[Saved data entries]
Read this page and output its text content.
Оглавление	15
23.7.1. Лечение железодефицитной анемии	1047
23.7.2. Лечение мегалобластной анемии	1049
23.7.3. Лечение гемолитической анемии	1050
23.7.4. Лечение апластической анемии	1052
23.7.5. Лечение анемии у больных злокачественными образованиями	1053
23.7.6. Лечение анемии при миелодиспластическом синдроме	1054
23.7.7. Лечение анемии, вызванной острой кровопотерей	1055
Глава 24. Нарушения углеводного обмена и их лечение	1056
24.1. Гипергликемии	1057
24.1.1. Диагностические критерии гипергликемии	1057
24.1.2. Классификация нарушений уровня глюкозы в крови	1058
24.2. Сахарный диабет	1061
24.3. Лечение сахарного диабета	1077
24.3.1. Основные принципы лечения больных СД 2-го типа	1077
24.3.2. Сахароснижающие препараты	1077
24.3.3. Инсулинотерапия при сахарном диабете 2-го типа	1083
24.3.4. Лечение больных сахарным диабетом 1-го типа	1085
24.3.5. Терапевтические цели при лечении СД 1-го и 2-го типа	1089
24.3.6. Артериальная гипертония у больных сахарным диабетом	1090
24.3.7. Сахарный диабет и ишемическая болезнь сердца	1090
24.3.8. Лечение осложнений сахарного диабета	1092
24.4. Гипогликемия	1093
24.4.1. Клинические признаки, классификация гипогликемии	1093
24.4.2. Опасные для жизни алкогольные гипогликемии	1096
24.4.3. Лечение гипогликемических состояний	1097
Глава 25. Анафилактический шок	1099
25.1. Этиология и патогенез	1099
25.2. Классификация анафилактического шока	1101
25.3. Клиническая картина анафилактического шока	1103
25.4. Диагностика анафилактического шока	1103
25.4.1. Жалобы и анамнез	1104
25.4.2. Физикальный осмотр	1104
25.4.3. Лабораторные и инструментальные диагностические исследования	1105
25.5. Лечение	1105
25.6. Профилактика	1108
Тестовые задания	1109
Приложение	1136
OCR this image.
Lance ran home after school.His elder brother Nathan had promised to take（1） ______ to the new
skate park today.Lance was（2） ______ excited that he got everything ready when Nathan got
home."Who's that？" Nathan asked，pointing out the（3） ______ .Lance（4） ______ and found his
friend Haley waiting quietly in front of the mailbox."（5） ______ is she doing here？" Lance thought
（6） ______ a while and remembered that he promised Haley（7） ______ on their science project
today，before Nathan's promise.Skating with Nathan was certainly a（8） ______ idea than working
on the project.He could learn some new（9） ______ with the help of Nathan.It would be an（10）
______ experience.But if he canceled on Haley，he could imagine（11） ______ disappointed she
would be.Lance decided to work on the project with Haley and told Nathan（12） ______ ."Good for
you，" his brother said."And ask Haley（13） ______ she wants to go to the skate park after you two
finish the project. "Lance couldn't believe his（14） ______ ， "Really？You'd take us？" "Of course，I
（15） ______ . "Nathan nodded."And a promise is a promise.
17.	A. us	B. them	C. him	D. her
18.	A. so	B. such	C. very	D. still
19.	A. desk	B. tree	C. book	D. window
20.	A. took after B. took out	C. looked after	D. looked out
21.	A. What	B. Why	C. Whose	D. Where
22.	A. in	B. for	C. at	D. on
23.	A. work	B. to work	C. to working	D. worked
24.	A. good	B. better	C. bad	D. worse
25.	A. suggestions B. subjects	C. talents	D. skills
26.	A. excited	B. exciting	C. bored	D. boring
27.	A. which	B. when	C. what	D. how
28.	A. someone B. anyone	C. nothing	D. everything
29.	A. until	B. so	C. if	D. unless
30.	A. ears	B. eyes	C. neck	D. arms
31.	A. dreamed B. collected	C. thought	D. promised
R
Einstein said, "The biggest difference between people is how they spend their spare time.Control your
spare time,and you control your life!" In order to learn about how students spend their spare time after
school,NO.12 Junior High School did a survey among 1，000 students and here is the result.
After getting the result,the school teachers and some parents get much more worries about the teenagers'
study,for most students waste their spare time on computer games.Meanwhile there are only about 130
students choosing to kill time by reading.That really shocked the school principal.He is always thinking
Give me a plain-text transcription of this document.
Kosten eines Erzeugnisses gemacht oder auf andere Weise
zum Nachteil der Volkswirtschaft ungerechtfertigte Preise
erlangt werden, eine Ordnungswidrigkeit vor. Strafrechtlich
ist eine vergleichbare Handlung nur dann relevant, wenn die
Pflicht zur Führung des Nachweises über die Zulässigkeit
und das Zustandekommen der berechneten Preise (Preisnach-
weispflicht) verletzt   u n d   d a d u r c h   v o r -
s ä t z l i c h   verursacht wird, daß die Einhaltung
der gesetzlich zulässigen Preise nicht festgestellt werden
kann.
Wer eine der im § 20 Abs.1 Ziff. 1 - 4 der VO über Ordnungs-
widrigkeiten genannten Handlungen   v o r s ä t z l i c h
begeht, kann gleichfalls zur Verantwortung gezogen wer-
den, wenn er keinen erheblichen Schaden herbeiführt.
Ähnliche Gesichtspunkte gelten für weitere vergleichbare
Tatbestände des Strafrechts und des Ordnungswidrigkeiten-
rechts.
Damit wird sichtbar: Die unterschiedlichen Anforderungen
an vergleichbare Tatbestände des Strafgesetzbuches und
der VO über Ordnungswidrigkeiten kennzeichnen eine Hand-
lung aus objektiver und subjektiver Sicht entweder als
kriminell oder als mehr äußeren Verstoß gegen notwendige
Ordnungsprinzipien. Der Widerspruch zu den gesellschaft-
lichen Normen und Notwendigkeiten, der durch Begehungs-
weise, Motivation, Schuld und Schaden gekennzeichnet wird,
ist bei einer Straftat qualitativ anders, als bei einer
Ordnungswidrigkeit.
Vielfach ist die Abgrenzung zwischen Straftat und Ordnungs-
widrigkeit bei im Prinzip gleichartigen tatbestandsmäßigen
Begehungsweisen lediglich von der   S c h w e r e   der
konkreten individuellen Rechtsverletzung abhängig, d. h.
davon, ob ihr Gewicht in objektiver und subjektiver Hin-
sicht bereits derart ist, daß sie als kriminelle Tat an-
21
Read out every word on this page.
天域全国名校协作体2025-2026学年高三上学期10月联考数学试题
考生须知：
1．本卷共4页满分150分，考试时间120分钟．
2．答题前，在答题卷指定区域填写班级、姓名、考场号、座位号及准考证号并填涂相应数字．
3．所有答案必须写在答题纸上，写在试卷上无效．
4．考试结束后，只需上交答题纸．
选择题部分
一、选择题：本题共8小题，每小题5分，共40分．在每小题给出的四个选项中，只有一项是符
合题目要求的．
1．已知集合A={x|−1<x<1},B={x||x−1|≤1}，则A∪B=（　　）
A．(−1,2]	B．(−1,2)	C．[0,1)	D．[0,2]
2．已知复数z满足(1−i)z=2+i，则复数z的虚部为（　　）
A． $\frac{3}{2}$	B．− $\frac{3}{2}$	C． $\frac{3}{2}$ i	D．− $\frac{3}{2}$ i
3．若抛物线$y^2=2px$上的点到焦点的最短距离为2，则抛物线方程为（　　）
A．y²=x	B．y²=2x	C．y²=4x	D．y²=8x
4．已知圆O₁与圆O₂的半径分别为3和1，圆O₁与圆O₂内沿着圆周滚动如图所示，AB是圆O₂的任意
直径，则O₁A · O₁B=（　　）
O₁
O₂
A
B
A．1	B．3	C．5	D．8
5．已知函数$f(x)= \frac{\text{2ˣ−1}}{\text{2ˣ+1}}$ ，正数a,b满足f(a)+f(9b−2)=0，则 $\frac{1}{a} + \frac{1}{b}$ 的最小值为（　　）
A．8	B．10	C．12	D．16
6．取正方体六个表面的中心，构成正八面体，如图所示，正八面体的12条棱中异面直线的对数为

## [The request]
What is the number of lines in the records that contain "диабетом"? Give that number only.

## [Written answer]
2